#### Stated exercise
In the stretch of the records from the line containing "418, 97, 425]" through the line containing "140, 189, 149]", substitute "GROUND" for every occurrence of "GND", and give only those lines again with nothing else altered.

#### Records from a collection

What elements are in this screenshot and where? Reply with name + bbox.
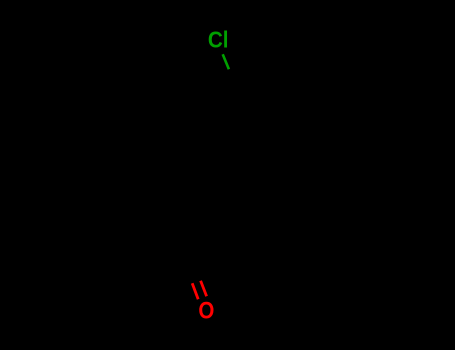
double bond C=O line 2 (201, 281, 207, 297)
bond Cl-C (green half) (223, 54, 229, 69)
svg-text:Cl: Cl (208, 27, 229, 53)
double bond C=O line 1 (192, 283, 198, 299)
svg-text:O: O (198, 297, 214, 324)
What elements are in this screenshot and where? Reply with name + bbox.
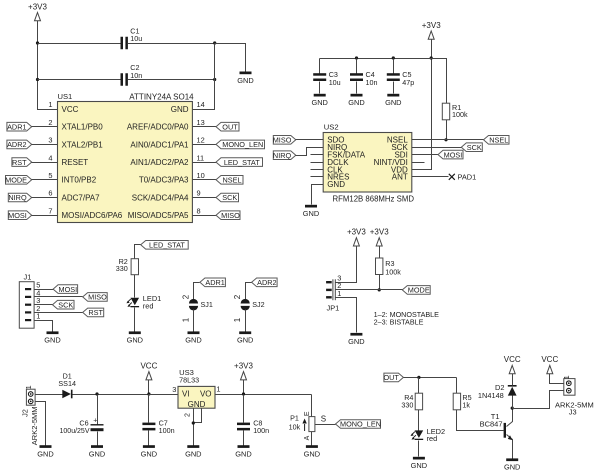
svg-text:+: +	[93, 418, 97, 425]
svg-text:1k: 1k	[462, 401, 470, 410]
svg-text:1: 1	[233, 317, 242, 322]
svg-text:GND: GND	[141, 450, 157, 459]
svg-text:GND: GND	[235, 450, 251, 459]
svg-text:1: 1	[564, 375, 571, 379]
svg-text:ADC7/PA7: ADC7/PA7	[62, 193, 101, 202]
svg-text:ATTINY24A SO14: ATTINY24A SO14	[129, 93, 194, 102]
svg-text:5: 5	[48, 171, 52, 180]
svg-text:GND: GND	[237, 76, 253, 85]
svg-text:GND: GND	[185, 336, 201, 345]
svg-text:P1: P1	[290, 414, 299, 423]
svg-text:ADR2: ADR2	[7, 140, 26, 149]
svg-text:14: 14	[197, 100, 205, 109]
svg-text:GND: GND	[237, 336, 253, 345]
svg-text:US2: US2	[324, 123, 339, 132]
svg-text:A: A	[304, 435, 311, 440]
svg-text:VO: VO	[200, 389, 212, 398]
svg-text:AIN1/ADC2/PA2: AIN1/ADC2/PA2	[130, 158, 189, 167]
svg-text:MOSI/ADC6/PA6: MOSI/ADC6/PA6	[62, 211, 123, 220]
svg-text:AIN0/ADC1/PA1: AIN0/ADC1/PA1	[130, 140, 189, 149]
svg-text:VCC: VCC	[140, 361, 157, 370]
svg-text:VCC: VCC	[62, 105, 79, 114]
svg-text:MODE: MODE	[5, 176, 27, 185]
svg-text:XTAL2/PB1: XTAL2/PB1	[62, 140, 104, 149]
svg-text:7: 7	[48, 206, 52, 215]
svg-text:MOSI: MOSI	[8, 211, 27, 220]
svg-text:LED_STAT: LED_STAT	[149, 241, 185, 250]
svg-text:1: 1	[181, 317, 190, 322]
svg-text:6: 6	[48, 189, 52, 198]
svg-text:1: 1	[26, 385, 33, 389]
svg-text:ADR1: ADR1	[7, 122, 26, 131]
svg-text:MOSI: MOSI	[444, 150, 463, 159]
svg-text:3: 3	[172, 385, 176, 394]
svg-text:47p: 47p	[402, 78, 414, 87]
svg-text:RESET: RESET	[62, 158, 89, 167]
svg-text:red: red	[427, 434, 438, 443]
svg-text:GND: GND	[504, 463, 520, 472]
svg-text:E: E	[304, 411, 311, 416]
svg-text:INT0/PB2: INT0/PB2	[62, 176, 97, 185]
svg-text:OUT: OUT	[222, 122, 238, 131]
svg-text:XTAL1/PB0: XTAL1/PB0	[62, 123, 104, 132]
svg-text:VCC: VCC	[541, 355, 558, 364]
svg-text:13: 13	[197, 118, 205, 127]
svg-text:+3V3: +3V3	[347, 228, 366, 237]
svg-text:J1: J1	[24, 272, 32, 281]
svg-text:1N4148: 1N4148	[478, 391, 504, 400]
svg-text:100k: 100k	[385, 267, 401, 276]
svg-text:MISO: MISO	[88, 293, 107, 302]
svg-text:C6: C6	[79, 419, 88, 428]
svg-text:10: 10	[197, 171, 205, 180]
svg-text:NIRQ: NIRQ	[8, 193, 27, 202]
svg-text:T0/ADC3/PA3: T0/ADC3/PA3	[139, 176, 189, 185]
svg-text:+3V3: +3V3	[422, 21, 441, 30]
svg-text:MODE: MODE	[408, 286, 430, 295]
svg-text:ANT: ANT	[392, 173, 408, 182]
svg-text:MISO: MISO	[273, 136, 292, 145]
svg-text:12: 12	[197, 136, 205, 145]
svg-text:1: 1	[216, 385, 220, 394]
svg-text:MONO_LEN: MONO_LEN	[222, 140, 263, 149]
svg-text:MOSI: MOSI	[59, 285, 78, 294]
svg-text:SCK/ADC4/PA4: SCK/ADC4/PA4	[132, 193, 189, 202]
svg-text:1: 1	[337, 289, 341, 298]
svg-text:9: 9	[197, 189, 201, 198]
svg-text:GND: GND	[89, 450, 105, 459]
svg-text:GND: GND	[311, 98, 327, 107]
svg-text:100u/25V: 100u/25V	[60, 428, 90, 435]
svg-text:GND: GND	[348, 337, 364, 346]
svg-text:VCC: VCC	[504, 355, 521, 364]
svg-text:1: 1	[48, 100, 52, 109]
svg-text:3: 3	[48, 136, 52, 145]
svg-text:RST: RST	[88, 308, 103, 317]
svg-text:ARK2-5MM: ARK2-5MM	[30, 406, 39, 445]
svg-text:GND: GND	[44, 336, 60, 345]
svg-text:SJ1: SJ1	[201, 300, 213, 309]
svg-text:SCK: SCK	[467, 143, 482, 152]
svg-text:PAD1: PAD1	[458, 173, 477, 182]
svg-text:SS14: SS14	[58, 379, 76, 388]
svg-text:RST: RST	[12, 158, 27, 167]
svg-text:11: 11	[197, 153, 205, 162]
svg-text:GND: GND	[185, 450, 201, 459]
svg-text:J2: J2	[21, 409, 30, 417]
svg-text:LED_STAT: LED_STAT	[224, 158, 260, 167]
svg-text:OUT: OUT	[383, 373, 399, 382]
svg-text:BC847: BC847	[480, 420, 503, 429]
svg-text:330: 330	[116, 264, 128, 273]
svg-text:GND: GND	[411, 461, 427, 470]
svg-text:JP1: JP1	[327, 304, 340, 313]
svg-text:SCK: SCK	[58, 300, 73, 309]
svg-text:2: 2	[181, 294, 190, 299]
svg-text:100n: 100n	[159, 426, 175, 435]
svg-text:GND: GND	[304, 450, 320, 459]
svg-text:GND: GND	[171, 105, 189, 114]
svg-text:SJ2: SJ2	[252, 300, 264, 309]
svg-text:10n: 10n	[130, 71, 142, 80]
svg-text:10u: 10u	[130, 34, 142, 43]
svg-text:ADR2: ADR2	[257, 278, 276, 287]
svg-text:GND: GND	[37, 450, 53, 459]
svg-text:100k: 100k	[452, 110, 468, 119]
svg-text:330: 330	[401, 401, 413, 410]
svg-text:VI: VI	[182, 389, 190, 398]
svg-text:MONO_LEN: MONO_LEN	[340, 420, 381, 429]
svg-text:MISO/ADC5/PA5: MISO/ADC5/PA5	[128, 211, 189, 220]
svg-text:10n: 10n	[366, 78, 378, 87]
svg-text:J3: J3	[569, 408, 577, 417]
svg-text:NSEL: NSEL	[222, 176, 241, 185]
svg-text:GND: GND	[385, 98, 401, 107]
svg-text:S: S	[321, 414, 326, 423]
svg-text:10u: 10u	[329, 78, 341, 87]
svg-text:GND: GND	[327, 180, 345, 189]
svg-text:2–3: BISTABLE: 2–3: BISTABLE	[374, 318, 424, 327]
svg-text:2: 2	[233, 294, 242, 299]
svg-text:8: 8	[197, 206, 201, 215]
svg-text:GND: GND	[348, 98, 364, 107]
svg-text:US1: US1	[58, 92, 73, 101]
svg-text:GND: GND	[188, 400, 206, 409]
svg-text:NSEL: NSEL	[489, 136, 508, 145]
svg-text:4: 4	[48, 153, 52, 162]
svg-text:GND: GND	[303, 209, 319, 218]
svg-text:100n: 100n	[253, 426, 269, 435]
svg-text:AREF/ADC0/PA0: AREF/ADC0/PA0	[127, 123, 189, 132]
svg-text:78L33: 78L33	[179, 375, 199, 384]
svg-text:RFM12B 868MHz SMD: RFM12B 868MHz SMD	[333, 194, 415, 203]
svg-text:MISO: MISO	[221, 211, 240, 220]
svg-text:GND: GND	[127, 336, 143, 345]
svg-text:10k: 10k	[289, 422, 301, 431]
svg-text:+3V3: +3V3	[370, 228, 389, 237]
svg-text:+3V3: +3V3	[234, 361, 253, 370]
svg-text:NIRQ: NIRQ	[273, 151, 292, 160]
svg-text:ADR1: ADR1	[205, 278, 224, 287]
svg-text:SCK: SCK	[222, 193, 237, 202]
svg-text:2: 2	[185, 413, 192, 417]
svg-text:red: red	[143, 301, 154, 310]
svg-text:+3V3: +3V3	[28, 2, 47, 11]
svg-text:2: 2	[48, 118, 52, 127]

#### Solution below
svg-text:+: +	[93, 418, 97, 425]
svg-text:1k: 1k	[462, 401, 470, 410]
svg-text:1: 1	[233, 317, 242, 322]
svg-text:GROUND: GROUND	[141, 450, 157, 459]
svg-text:GROUND: GROUND	[235, 450, 251, 459]
svg-text:1: 1	[564, 375, 571, 379]
svg-text:ADC7/PA7: ADC7/PA7	[62, 193, 101, 202]
svg-text:ATTINY24A SO14: ATTINY24A SO14	[129, 93, 194, 102]
svg-text:5: 5	[48, 171, 52, 180]
svg-text:GROUND: GROUND	[237, 76, 253, 85]
svg-text:GROUND: GROUND	[185, 336, 201, 345]
svg-text:P1: P1	[290, 414, 299, 423]
svg-text:ADR2: ADR2	[7, 140, 26, 149]
svg-text:14: 14	[197, 100, 205, 109]
svg-text:GROUND: GROUND	[237, 336, 253, 345]
svg-text:US2: US2	[324, 123, 339, 132]
svg-text:A: A	[304, 435, 311, 440]
svg-text:VO: VO	[200, 389, 212, 398]
svg-text:AIN1/ADC2/PA2: AIN1/ADC2/PA2	[130, 158, 189, 167]
svg-text:MOSI/ADC6/PA6: MOSI/ADC6/PA6	[62, 211, 123, 220]
svg-text:AIN0/ADC1/PA1: AIN0/ADC1/PA1	[130, 140, 189, 149]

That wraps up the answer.